Dataset items:
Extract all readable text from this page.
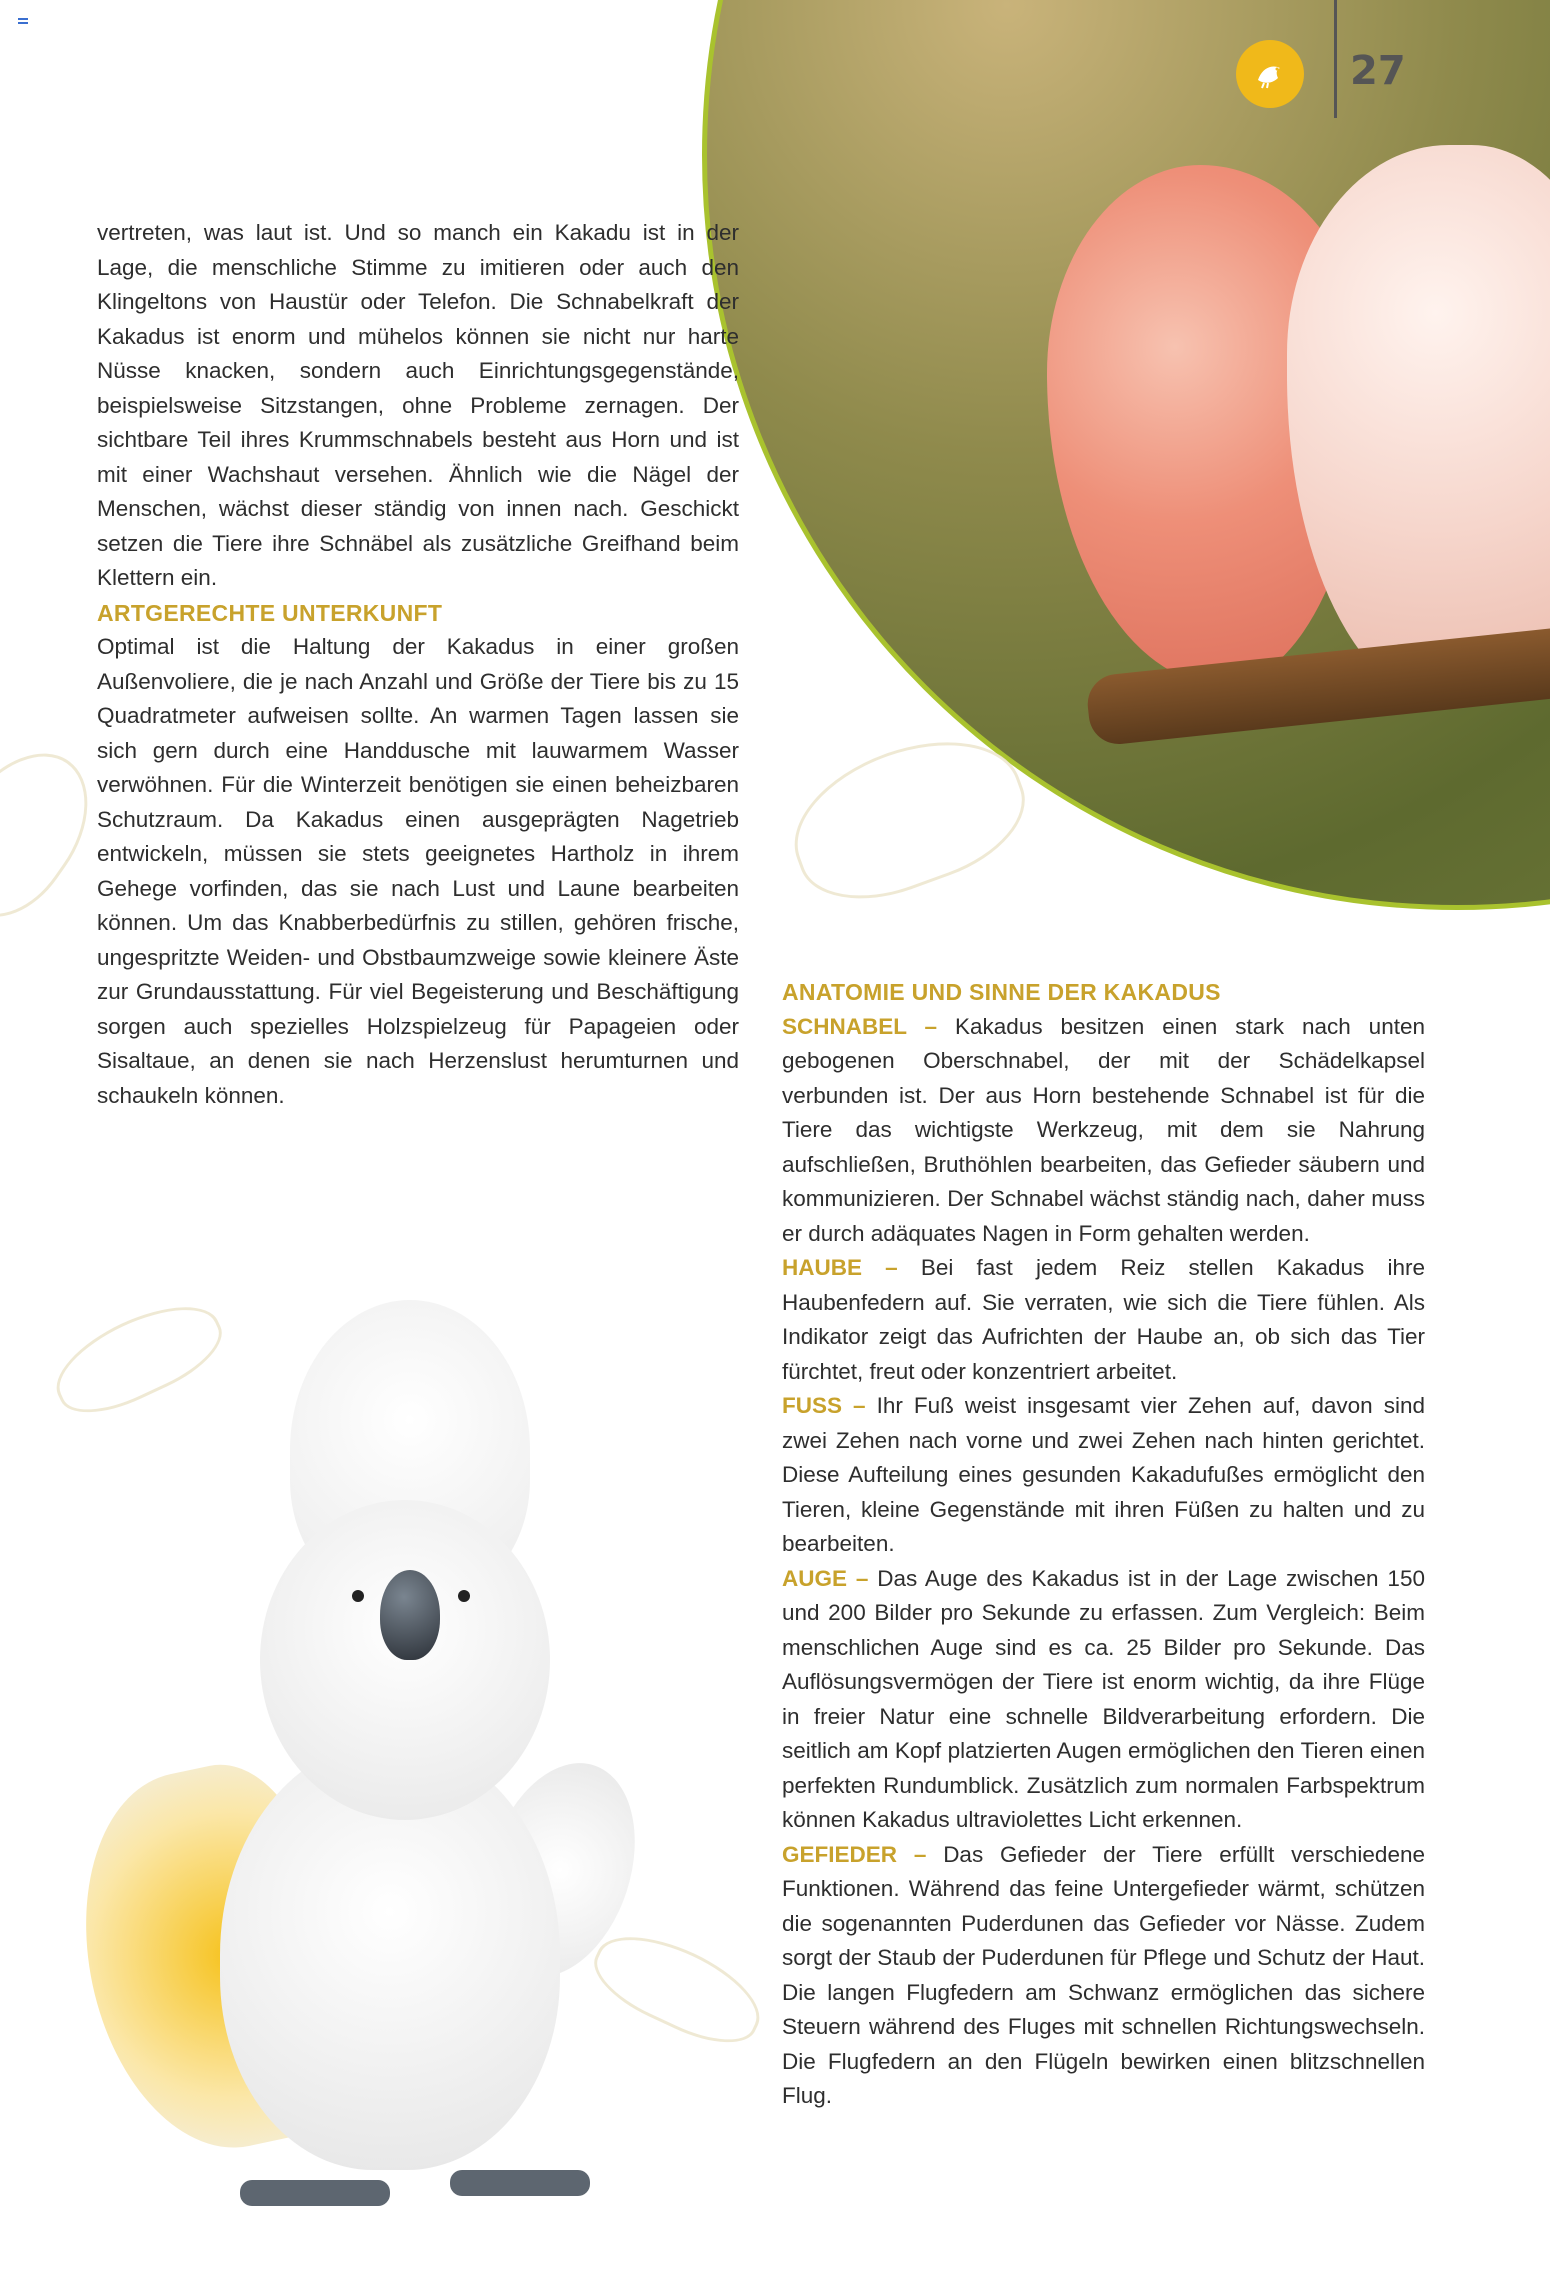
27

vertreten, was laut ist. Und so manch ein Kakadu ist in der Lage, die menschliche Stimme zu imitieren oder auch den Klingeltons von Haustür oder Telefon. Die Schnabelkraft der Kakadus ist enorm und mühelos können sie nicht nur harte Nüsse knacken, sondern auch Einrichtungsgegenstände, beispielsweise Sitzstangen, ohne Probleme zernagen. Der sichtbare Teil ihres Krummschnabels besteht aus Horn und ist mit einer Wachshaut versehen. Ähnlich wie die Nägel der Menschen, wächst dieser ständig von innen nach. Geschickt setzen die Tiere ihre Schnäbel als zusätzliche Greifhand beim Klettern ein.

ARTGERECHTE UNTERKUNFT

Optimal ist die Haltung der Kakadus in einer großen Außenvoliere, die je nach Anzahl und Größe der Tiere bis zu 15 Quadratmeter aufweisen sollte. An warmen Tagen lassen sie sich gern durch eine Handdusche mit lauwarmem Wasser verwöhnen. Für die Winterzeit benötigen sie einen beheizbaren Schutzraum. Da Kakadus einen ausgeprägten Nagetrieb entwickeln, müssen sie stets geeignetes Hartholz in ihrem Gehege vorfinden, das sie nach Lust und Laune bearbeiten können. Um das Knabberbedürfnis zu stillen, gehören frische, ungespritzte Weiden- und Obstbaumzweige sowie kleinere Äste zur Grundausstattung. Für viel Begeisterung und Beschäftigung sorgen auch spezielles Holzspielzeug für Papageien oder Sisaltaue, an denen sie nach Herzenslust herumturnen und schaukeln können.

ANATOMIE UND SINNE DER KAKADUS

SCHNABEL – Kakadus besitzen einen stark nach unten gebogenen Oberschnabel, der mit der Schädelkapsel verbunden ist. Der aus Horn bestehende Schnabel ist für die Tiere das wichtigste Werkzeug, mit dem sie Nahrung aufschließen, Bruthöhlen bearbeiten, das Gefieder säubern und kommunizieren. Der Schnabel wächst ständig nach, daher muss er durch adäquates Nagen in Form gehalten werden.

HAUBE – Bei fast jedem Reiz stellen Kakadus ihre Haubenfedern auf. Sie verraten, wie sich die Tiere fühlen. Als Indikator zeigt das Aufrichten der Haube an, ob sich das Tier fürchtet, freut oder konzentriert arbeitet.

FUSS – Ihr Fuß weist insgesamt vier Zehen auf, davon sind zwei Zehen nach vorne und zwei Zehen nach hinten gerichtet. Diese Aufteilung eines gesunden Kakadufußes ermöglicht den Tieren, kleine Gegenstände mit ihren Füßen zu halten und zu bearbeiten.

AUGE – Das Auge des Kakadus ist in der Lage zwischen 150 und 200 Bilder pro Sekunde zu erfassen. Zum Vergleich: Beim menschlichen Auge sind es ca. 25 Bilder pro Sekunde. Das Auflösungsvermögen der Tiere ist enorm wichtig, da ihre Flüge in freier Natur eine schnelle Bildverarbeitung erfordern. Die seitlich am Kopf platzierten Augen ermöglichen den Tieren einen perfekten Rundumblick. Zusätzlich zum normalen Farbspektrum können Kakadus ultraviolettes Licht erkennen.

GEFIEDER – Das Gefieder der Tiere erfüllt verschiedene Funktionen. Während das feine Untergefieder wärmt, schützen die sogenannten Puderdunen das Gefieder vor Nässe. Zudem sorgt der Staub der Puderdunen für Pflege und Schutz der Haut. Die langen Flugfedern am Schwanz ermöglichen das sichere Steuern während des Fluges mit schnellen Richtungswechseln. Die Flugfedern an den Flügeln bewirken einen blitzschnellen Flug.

Task to complete: Tally the lines of the listing that include "Horn". Reply with nothing but the count.

Finished answer: 2